REQUIREMENTS
Check each line below for the word "text" and give the number of lines that have it, nothing more.

*** THE DATA

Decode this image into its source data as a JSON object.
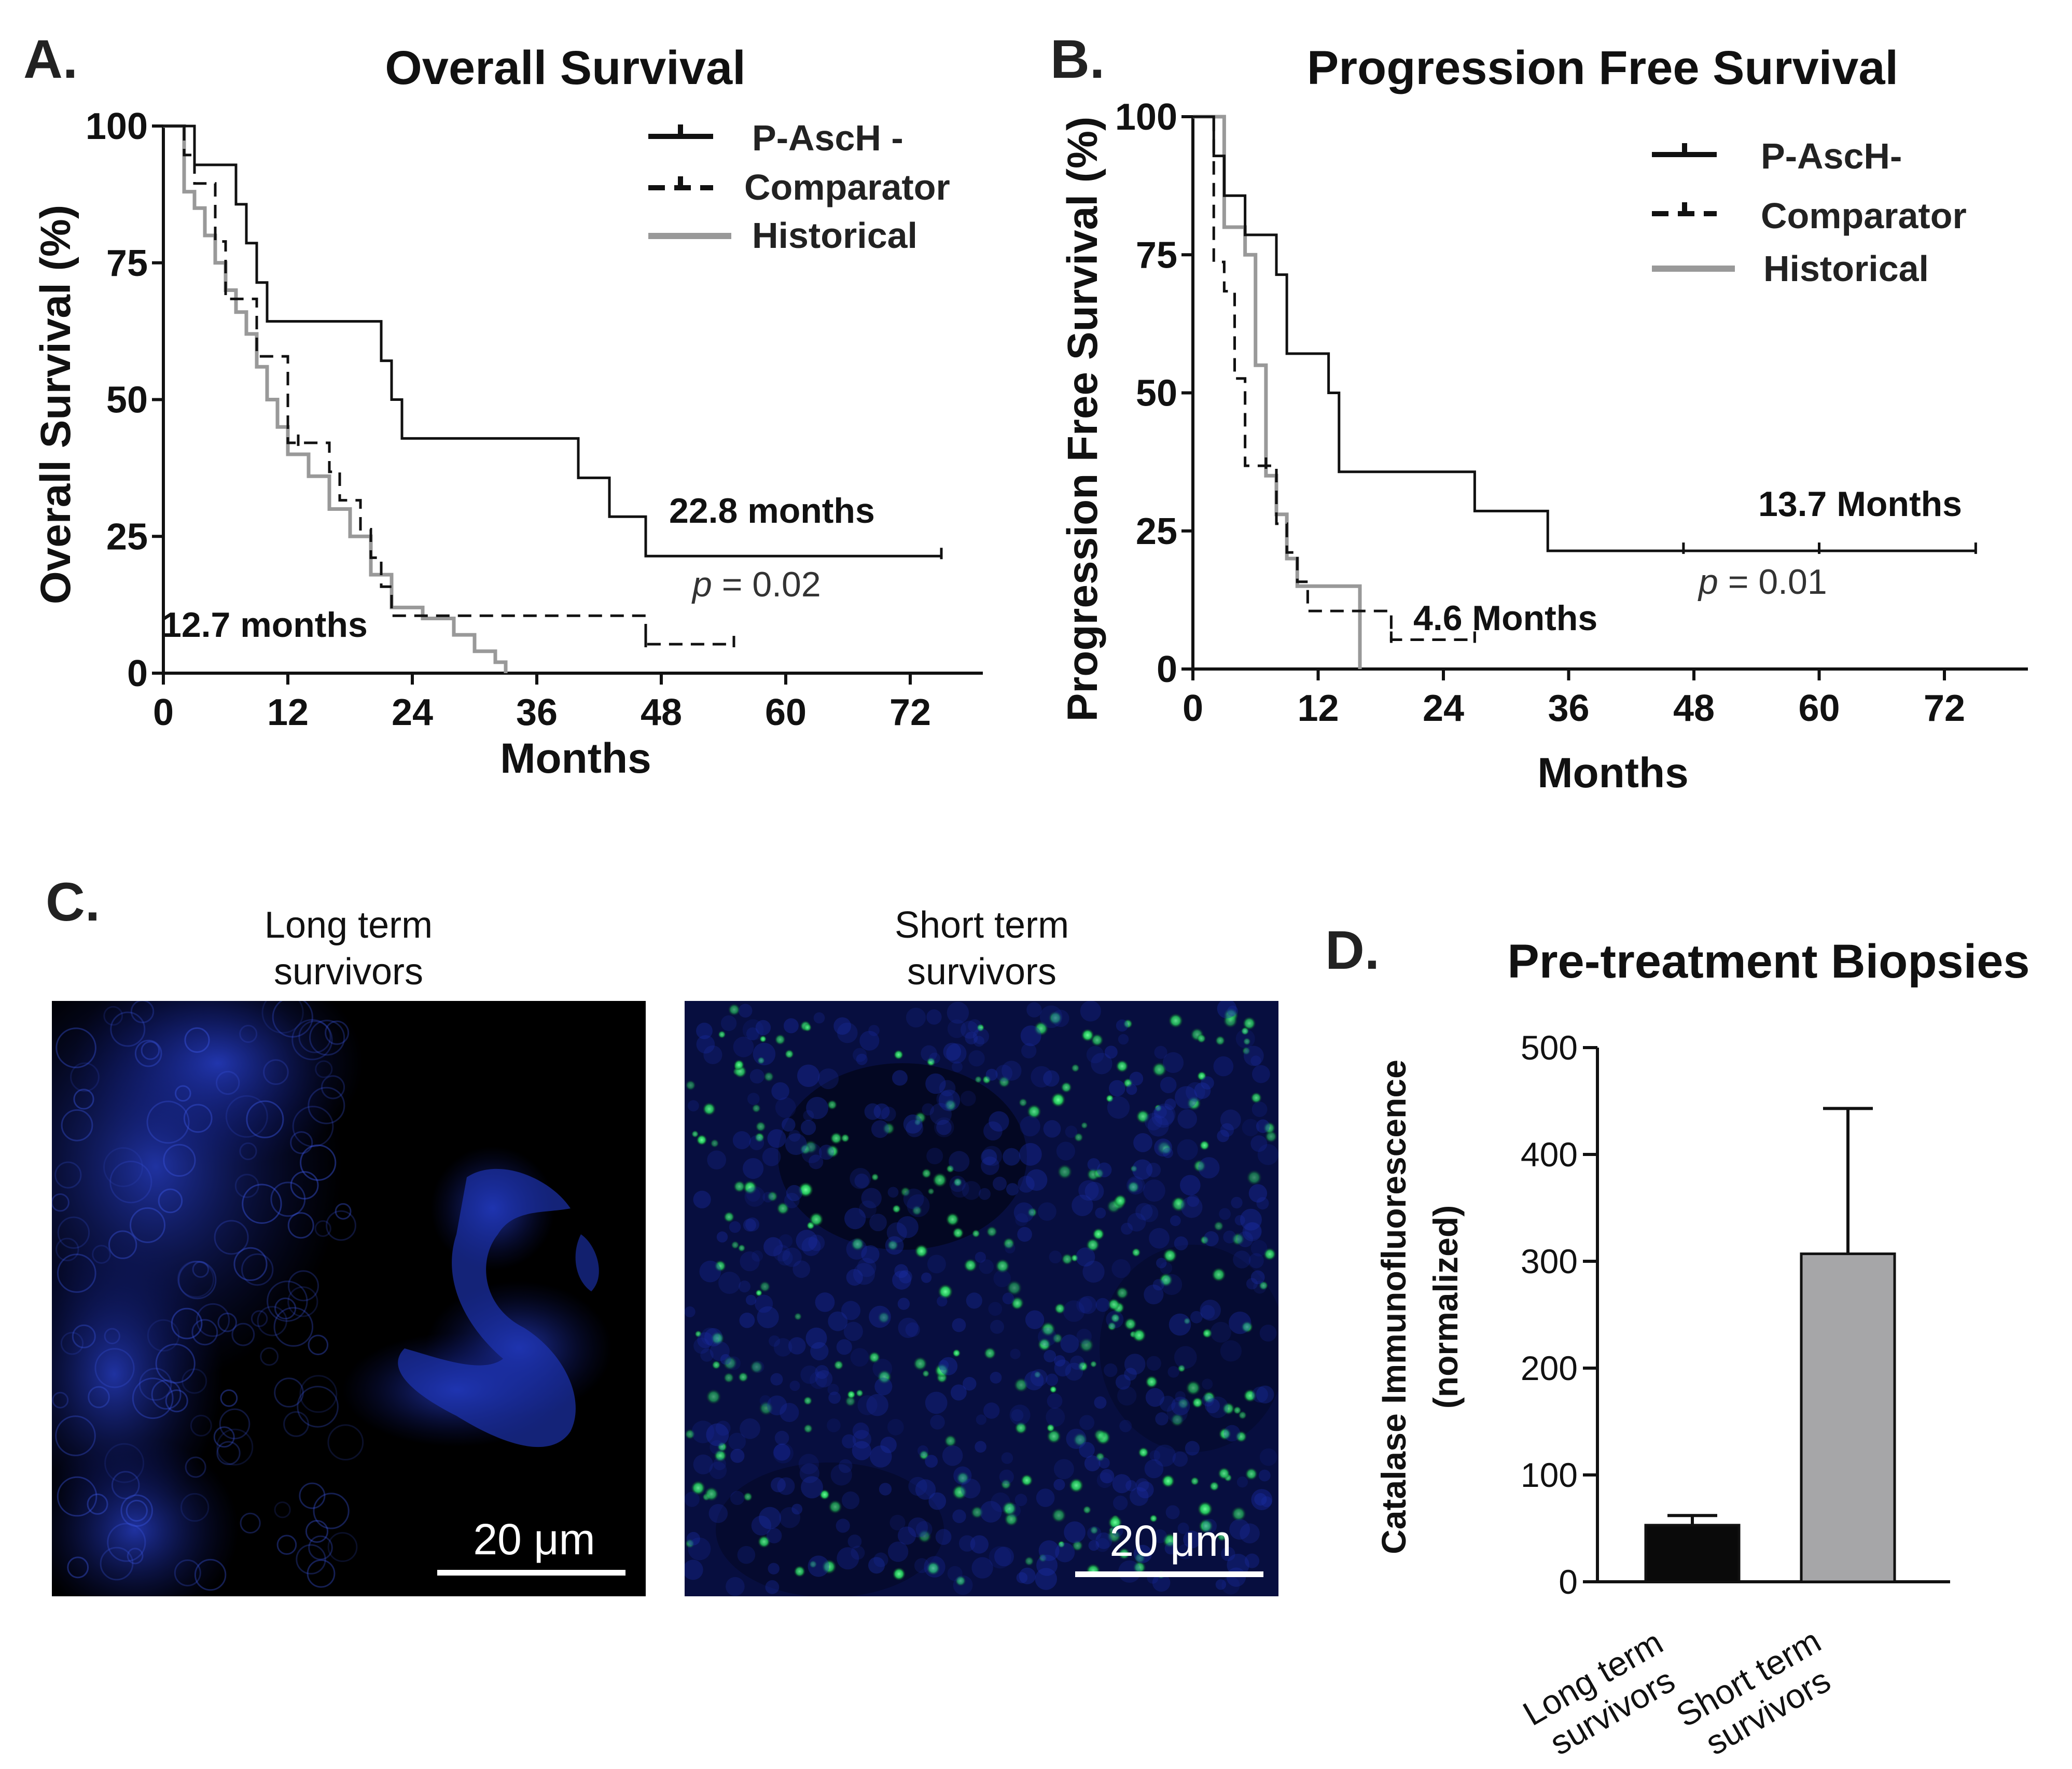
{
  "colors": {
    "p_asch": "#111111",
    "comparator": "#111111",
    "historical": "#999999",
    "bar_long": "#0a0a0a",
    "bar_short": "#a6a6a8",
    "image_bg": "#000000",
    "nuclei": "#1a2fb8",
    "catalase": "#2ee86a"
  },
  "panels": {
    "a": {
      "letter": "A."
    },
    "b": {
      "letter": "B."
    },
    "c": {
      "letter": "C.",
      "image_long_title_line1": "Long term",
      "image_long_title_line2": "survivors",
      "image_short_title_line1": "Short term",
      "image_short_title_line2": "survivors",
      "scale_bar_label": "20 μm"
    },
    "d": {
      "letter": "D."
    }
  },
  "chart_data": [
    {
      "id": "overall-survival",
      "type": "line",
      "title": "Overall  Survival",
      "xlabel": "Months",
      "ylabel": "Overall Survival (%)",
      "xlim": [
        0,
        79
      ],
      "ylim": [
        0,
        100
      ],
      "xticks": [
        0,
        12,
        24,
        36,
        48,
        60,
        72
      ],
      "yticks": [
        0,
        25,
        50,
        75,
        100
      ],
      "grid": false,
      "legend": "top-right",
      "series": [
        {
          "name": "P-AscH -",
          "style": "solid",
          "x": [
            0,
            3,
            7,
            8,
            9,
            10,
            21,
            22,
            23,
            40,
            43,
            46.5,
            75
          ],
          "y": [
            100,
            92.9,
            85.7,
            78.6,
            71.4,
            64.3,
            57.1,
            50,
            42.9,
            35.7,
            28.6,
            21.4,
            21.4
          ],
          "censored_x": [
            75
          ]
        },
        {
          "name": "Comparator",
          "style": "dashed",
          "x": [
            0,
            2,
            3,
            5,
            6,
            9,
            12,
            13,
            16,
            17,
            19,
            20,
            21,
            22,
            46.5,
            55
          ],
          "y": [
            100,
            94.7,
            89.5,
            78.9,
            68.4,
            57.9,
            42.1,
            42.1,
            36.8,
            31.6,
            26.3,
            21.1,
            15.8,
            10.5,
            5.3,
            5.3
          ],
          "censored_x": [
            13,
            46.5,
            55
          ]
        },
        {
          "name": "Historical",
          "style": "solid",
          "x": [
            0,
            2,
            3,
            4,
            5,
            6,
            7,
            8,
            9,
            10,
            11,
            12,
            14,
            16,
            18,
            20,
            22,
            25,
            28,
            30,
            32,
            33
          ],
          "y": [
            100,
            88,
            85,
            80,
            75,
            70,
            66,
            62,
            56,
            50,
            45,
            40,
            36,
            30,
            25,
            18,
            12,
            10,
            7,
            4,
            2,
            0
          ],
          "censored_x": []
        }
      ],
      "annotations": [
        {
          "text": "22.8 months",
          "x": 49,
          "y": 29
        },
        {
          "text": "12.7  months",
          "x": 0,
          "y": 8
        }
      ],
      "p_prefix": "p",
      "p_value": " = 0.02"
    },
    {
      "id": "progression-free-survival",
      "type": "line",
      "title": "Progression  Free Survival",
      "xlabel": "Months",
      "ylabel": "Progression Free Survival (%)",
      "xlim": [
        0,
        80
      ],
      "ylim": [
        0,
        100
      ],
      "xticks": [
        0,
        12,
        24,
        36,
        48,
        60,
        72
      ],
      "yticks": [
        0,
        25,
        50,
        75,
        100
      ],
      "grid": false,
      "legend": "top-right",
      "series": [
        {
          "name": "P-AscH-",
          "style": "solid",
          "x": [
            0,
            2,
            3,
            4,
            5,
            6,
            8,
            9,
            13,
            14,
            27,
            34,
            75
          ],
          "y": [
            100,
            92.9,
            85.7,
            85.7,
            78.6,
            78.6,
            71.4,
            57.1,
            50,
            35.7,
            28.6,
            21.4,
            21.4
          ],
          "censored_x": [
            47,
            60,
            75
          ]
        },
        {
          "name": "Comparator",
          "style": "dashed",
          "x": [
            0,
            2,
            3,
            4,
            5,
            7,
            8,
            9,
            10,
            11,
            19,
            27
          ],
          "y": [
            100,
            73.7,
            68.4,
            52.6,
            36.8,
            36.8,
            26.3,
            21.1,
            15.8,
            10.5,
            5.3,
            5.3
          ],
          "censored_x": [
            7,
            19,
            27
          ]
        },
        {
          "name": "Historical",
          "style": "solid",
          "x": [
            0,
            3,
            5,
            6,
            7,
            8,
            9,
            10,
            12,
            16
          ],
          "y": [
            100,
            80,
            75,
            55,
            35,
            28,
            20,
            15,
            15,
            0
          ],
          "censored_x": []
        }
      ],
      "annotations": [
        {
          "text": "13.7 Months",
          "x": 54,
          "y": 29
        },
        {
          "text": "4.6 Months",
          "x": 21,
          "y": 7
        }
      ],
      "p_prefix": "p",
      "p_value": " = 0.01"
    },
    {
      "id": "pre-treatment-biopsies",
      "type": "bar",
      "title": "Pre-treatment Biopsies",
      "ylabel_line1": "Catalase Immunofluorescence",
      "ylabel_line2": "(normalized)",
      "categories": [
        {
          "line1": "Long term",
          "line2": "survivors"
        },
        {
          "line1": "Short term",
          "line2": "survivors"
        }
      ],
      "values": [
        53,
        307
      ],
      "error_upper": [
        62,
        443
      ],
      "ylim": [
        0,
        500
      ],
      "yticks": [
        0,
        100,
        200,
        300,
        400,
        500
      ]
    }
  ]
}
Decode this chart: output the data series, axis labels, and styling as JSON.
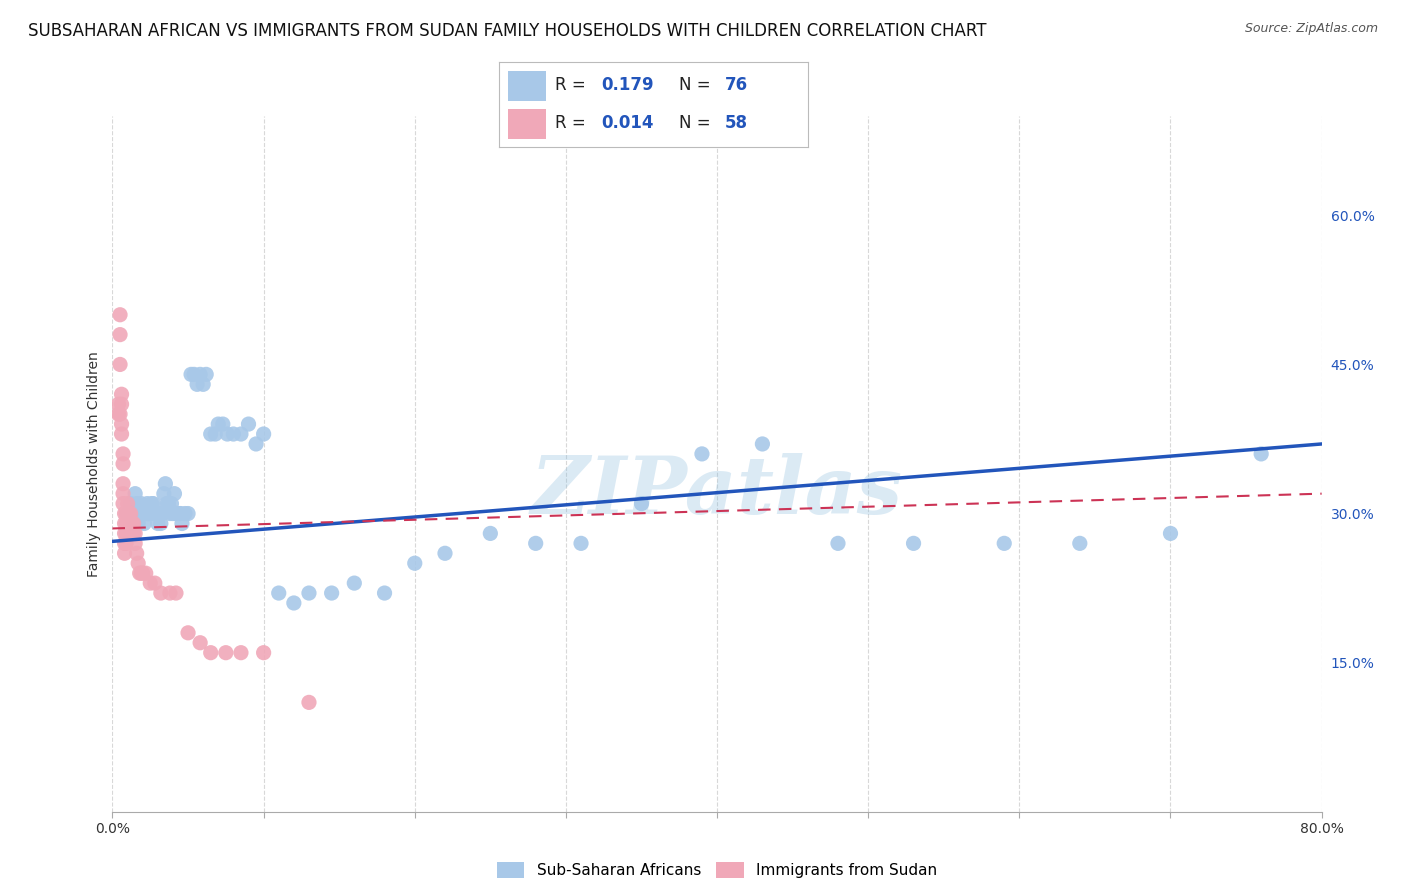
{
  "title": "SUBSAHARAN AFRICAN VS IMMIGRANTS FROM SUDAN FAMILY HOUSEHOLDS WITH CHILDREN CORRELATION CHART",
  "source": "Source: ZipAtlas.com",
  "ylabel": "Family Households with Children",
  "xlim": [
    0.0,
    0.8
  ],
  "ylim": [
    0.0,
    0.7
  ],
  "blue_color": "#a8c8e8",
  "pink_color": "#f0a8b8",
  "blue_line_color": "#2255bb",
  "pink_line_color": "#cc3355",
  "legend_label1": "Sub-Saharan Africans",
  "legend_label2": "Immigrants from Sudan",
  "watermark": "ZIPatlas",
  "blue_scatter_x": [
    0.01,
    0.012,
    0.013,
    0.014,
    0.015,
    0.015,
    0.016,
    0.016,
    0.017,
    0.018,
    0.019,
    0.02,
    0.021,
    0.022,
    0.023,
    0.024,
    0.025,
    0.026,
    0.027,
    0.028,
    0.029,
    0.03,
    0.031,
    0.032,
    0.033,
    0.034,
    0.035,
    0.036,
    0.037,
    0.038,
    0.039,
    0.04,
    0.041,
    0.042,
    0.043,
    0.044,
    0.045,
    0.046,
    0.048,
    0.05,
    0.052,
    0.054,
    0.056,
    0.058,
    0.06,
    0.062,
    0.065,
    0.068,
    0.07,
    0.073,
    0.076,
    0.08,
    0.085,
    0.09,
    0.095,
    0.1,
    0.11,
    0.12,
    0.13,
    0.145,
    0.16,
    0.18,
    0.2,
    0.22,
    0.25,
    0.28,
    0.31,
    0.35,
    0.39,
    0.43,
    0.48,
    0.53,
    0.59,
    0.64,
    0.7,
    0.76
  ],
  "blue_scatter_y": [
    0.3,
    0.31,
    0.3,
    0.29,
    0.32,
    0.3,
    0.3,
    0.31,
    0.29,
    0.3,
    0.31,
    0.3,
    0.29,
    0.3,
    0.31,
    0.3,
    0.3,
    0.31,
    0.31,
    0.3,
    0.3,
    0.29,
    0.3,
    0.29,
    0.3,
    0.32,
    0.33,
    0.31,
    0.31,
    0.3,
    0.31,
    0.3,
    0.32,
    0.3,
    0.3,
    0.3,
    0.3,
    0.29,
    0.3,
    0.3,
    0.44,
    0.44,
    0.43,
    0.44,
    0.43,
    0.44,
    0.38,
    0.38,
    0.39,
    0.39,
    0.38,
    0.38,
    0.38,
    0.39,
    0.37,
    0.38,
    0.22,
    0.21,
    0.22,
    0.22,
    0.23,
    0.22,
    0.25,
    0.26,
    0.28,
    0.27,
    0.27,
    0.31,
    0.36,
    0.37,
    0.27,
    0.27,
    0.27,
    0.27,
    0.28,
    0.36
  ],
  "pink_scatter_x": [
    0.004,
    0.004,
    0.005,
    0.005,
    0.005,
    0.005,
    0.006,
    0.006,
    0.006,
    0.006,
    0.007,
    0.007,
    0.007,
    0.007,
    0.007,
    0.008,
    0.008,
    0.008,
    0.008,
    0.008,
    0.009,
    0.009,
    0.009,
    0.009,
    0.01,
    0.01,
    0.01,
    0.01,
    0.011,
    0.011,
    0.011,
    0.012,
    0.012,
    0.012,
    0.013,
    0.013,
    0.014,
    0.014,
    0.015,
    0.015,
    0.016,
    0.017,
    0.018,
    0.019,
    0.02,
    0.022,
    0.025,
    0.028,
    0.032,
    0.038,
    0.042,
    0.05,
    0.058,
    0.065,
    0.075,
    0.085,
    0.1,
    0.13
  ],
  "pink_scatter_y": [
    0.41,
    0.4,
    0.5,
    0.48,
    0.45,
    0.4,
    0.42,
    0.41,
    0.39,
    0.38,
    0.36,
    0.35,
    0.33,
    0.32,
    0.31,
    0.3,
    0.29,
    0.28,
    0.27,
    0.26,
    0.3,
    0.29,
    0.28,
    0.27,
    0.31,
    0.3,
    0.29,
    0.28,
    0.3,
    0.29,
    0.28,
    0.3,
    0.29,
    0.28,
    0.29,
    0.28,
    0.29,
    0.28,
    0.28,
    0.27,
    0.26,
    0.25,
    0.24,
    0.24,
    0.24,
    0.24,
    0.23,
    0.23,
    0.22,
    0.22,
    0.22,
    0.18,
    0.17,
    0.16,
    0.16,
    0.16,
    0.16,
    0.11
  ],
  "blue_line_x": [
    0.0,
    0.8
  ],
  "blue_line_y": [
    0.272,
    0.37
  ],
  "pink_line_x": [
    0.0,
    0.8
  ],
  "pink_line_y": [
    0.285,
    0.32
  ],
  "grid_color": "#d8d8d8",
  "background_color": "#ffffff",
  "title_fontsize": 12,
  "axis_label_fontsize": 10,
  "tick_fontsize": 10
}
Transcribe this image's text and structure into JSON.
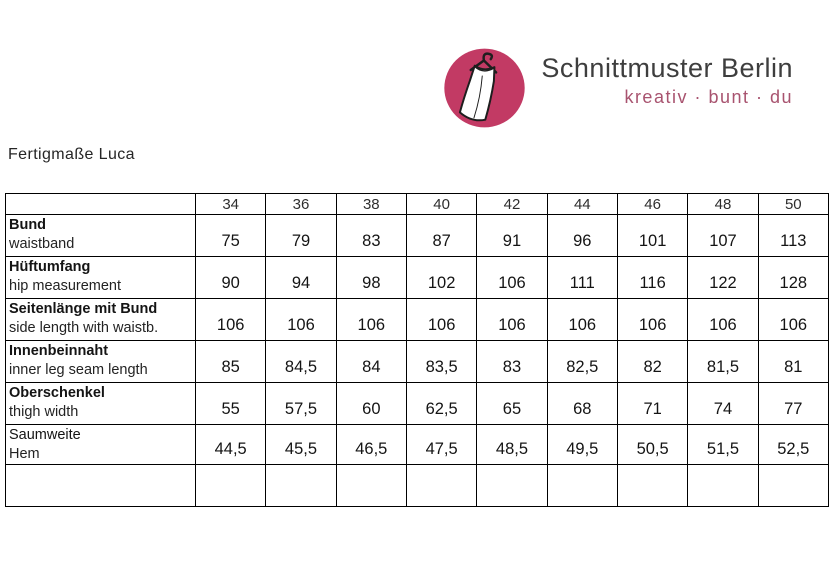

******

ANSWER TO THE EXERCISE
5